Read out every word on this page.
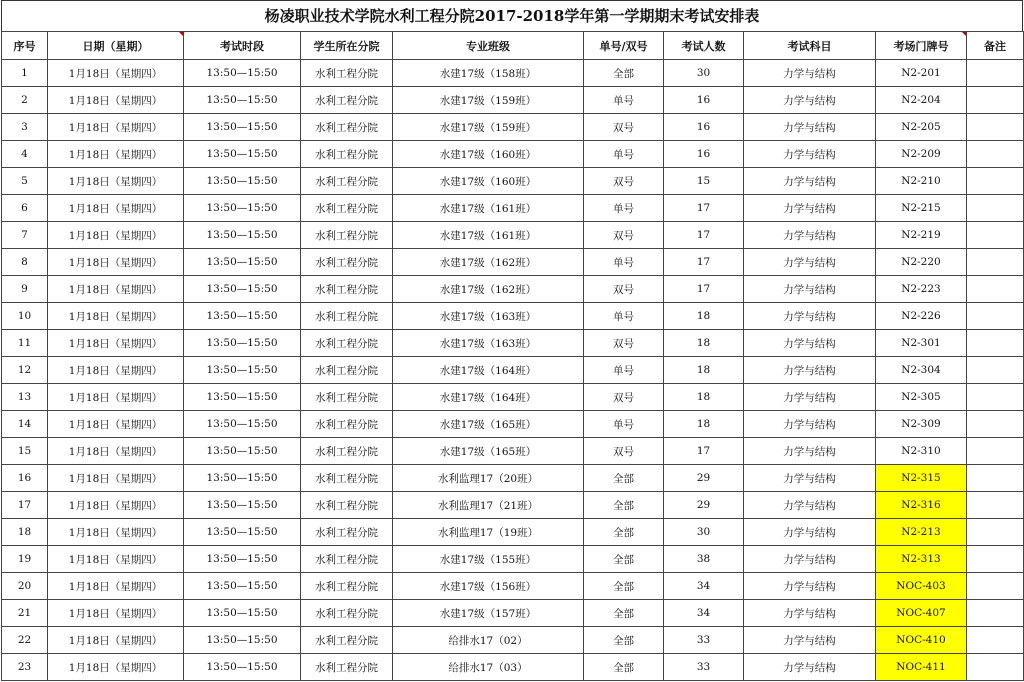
杨凌职业技术学院水利工程分院2017-2018学年第一学期期末考试安排表
序号	日期（星期）	考试时段	学生所在分院	专业班级	单号/双号	考试人数	考试科目	考场门牌号	备注
1	1月18日（星期四）	13:50—15:50	水利工程分院	水建17级（158班）	全部	30	力学与结构	N2-201	
2	1月18日（星期四）	13:50—15:50	水利工程分院	水建17级（159班）	单号	16	力学与结构	N2-204	
3	1月18日（星期四）	13:50—15:50	水利工程分院	水建17级（159班）	双号	16	力学与结构	N2-205	
4	1月18日（星期四）	13:50—15:50	水利工程分院	水建17级（160班）	单号	16	力学与结构	N2-209	
5	1月18日（星期四）	13:50—15:50	水利工程分院	水建17级（160班）	双号	15	力学与结构	N2-210	
6	1月18日（星期四）	13:50—15:50	水利工程分院	水建17级（161班）	单号	17	力学与结构	N2-215	
7	1月18日（星期四）	13:50—15:50	水利工程分院	水建17级（161班）	双号	17	力学与结构	N2-219	
8	1月18日（星期四）	13:50—15:50	水利工程分院	水建17级（162班）	单号	17	力学与结构	N2-220	
9	1月18日（星期四）	13:50—15:50	水利工程分院	水建17级（162班）	双号	17	力学与结构	N2-223	
10	1月18日（星期四）	13:50—15:50	水利工程分院	水建17级（163班）	单号	18	力学与结构	N2-226	
11	1月18日（星期四）	13:50—15:50	水利工程分院	水建17级（163班）	双号	18	力学与结构	N2-301	
12	1月18日（星期四）	13:50—15:50	水利工程分院	水建17级（164班）	单号	18	力学与结构	N2-304	
13	1月18日（星期四）	13:50—15:50	水利工程分院	水建17级（164班）	双号	18	力学与结构	N2-305	
14	1月18日（星期四）	13:50—15:50	水利工程分院	水建17级（165班）	单号	18	力学与结构	N2-309	
15	1月18日（星期四）	13:50—15:50	水利工程分院	水建17级（165班）	双号	17	力学与结构	N2-310	
16	1月18日（星期四）	13:50—15:50	水利工程分院	水利监理17（20班）	全部	29	力学与结构	N2-315	
17	1月18日（星期四）	13:50—15:50	水利工程分院	水利监理17（21班）	全部	29	力学与结构	N2-316	
18	1月18日（星期四）	13:50—15:50	水利工程分院	水利监理17（19班）	全部	30	力学与结构	N2-213	
19	1月18日（星期四）	13:50—15:50	水利工程分院	水建17级（155班）	全部	38	力学与结构	N2-313	
20	1月18日（星期四）	13:50—15:50	水利工程分院	水建17级（156班）	全部	34	力学与结构	NOC-403	
21	1月18日（星期四）	13:50—15:50	水利工程分院	水建17级（157班）	全部	34	力学与结构	NOC-407	
22	1月18日（星期四）	13:50—15:50	水利工程分院	给排水17（02）	全部	33	力学与结构	NOC-410	
23	1月18日（星期四）	13:50—15:50	水利工程分院	给排水17（03）	全部	33	力学与结构	NOC-411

-- EXERCISE DETAILS --
Copy the listing exactly. Any image in it stays out of the copy.

-- WRITTEN REPLY --
Read out every word on this page.
杨凌职业技术学院水利工程分院2017-2018学年第一学期期末考试安排表
序号	日期（星期）	考试时段	学生所在分院	专业班级	单号/双号	考试人数	考试科目	考场门牌号	备注
1	1月18日（星期四）	13:50—15:50	水利工程分院	水建17级（158班）	全部	30	力学与结构	N2-201	
2	1月18日（星期四）	13:50—15:50	水利工程分院	水建17级（159班）	单号	16	力学与结构	N2-204	
3	1月18日（星期四）	13:50—15:50	水利工程分院	水建17级（159班）	双号	16	力学与结构	N2-205	
4	1月18日（星期四）	13:50—15:50	水利工程分院	水建17级（160班）	单号	16	力学与结构	N2-209	
5	1月18日（星期四）	13:50—15:50	水利工程分院	水建17级（160班）	双号	15	力学与结构	N2-210	
6	1月18日（星期四）	13:50—15:50	水利工程分院	水建17级（161班）	单号	17	力学与结构	N2-215	
7	1月18日（星期四）	13:50—15:50	水利工程分院	水建17级（161班）	双号	17	力学与结构	N2-219	
8	1月18日（星期四）	13:50—15:50	水利工程分院	水建17级（162班）	单号	17	力学与结构	N2-220	
9	1月18日（星期四）	13:50—15:50	水利工程分院	水建17级（162班）	双号	17	力学与结构	N2-223	
10	1月18日（星期四）	13:50—15:50	水利工程分院	水建17级（163班）	单号	18	力学与结构	N2-226	
11	1月18日（星期四）	13:50—15:50	水利工程分院	水建17级（163班）	双号	18	力学与结构	N2-301	
12	1月18日（星期四）	13:50—15:50	水利工程分院	水建17级（164班）	单号	18	力学与结构	N2-304	
13	1月18日（星期四）	13:50—15:50	水利工程分院	水建17级（164班）	双号	18	力学与结构	N2-305	
14	1月18日（星期四）	13:50—15:50	水利工程分院	水建17级（165班）	单号	18	力学与结构	N2-309	
15	1月18日（星期四）	13:50—15:50	水利工程分院	水建17级（165班）	双号	17	力学与结构	N2-310	
16	1月18日（星期四）	13:50—15:50	水利工程分院	水利监理17（20班）	全部	29	力学与结构	N2-315	
17	1月18日（星期四）	13:50—15:50	水利工程分院	水利监理17（21班）	全部	29	力学与结构	N2-316	
18	1月18日（星期四）	13:50—15:50	水利工程分院	水利监理17（19班）	全部	30	力学与结构	N2-213	
19	1月18日（星期四）	13:50—15:50	水利工程分院	水建17级（155班）	全部	38	力学与结构	N2-313	
20	1月18日（星期四）	13:50—15:50	水利工程分院	水建17级（156班）	全部	34	力学与结构	NOC-403	
21	1月18日（星期四）	13:50—15:50	水利工程分院	水建17级（157班）	全部	34	力学与结构	NOC-407	
22	1月18日（星期四）	13:50—15:50	水利工程分院	给排水17（02）	全部	33	力学与结构	NOC-410	
23	1月18日（星期四）	13:50—15:50	水利工程分院	给排水17（03）	全部	33	力学与结构	NOC-411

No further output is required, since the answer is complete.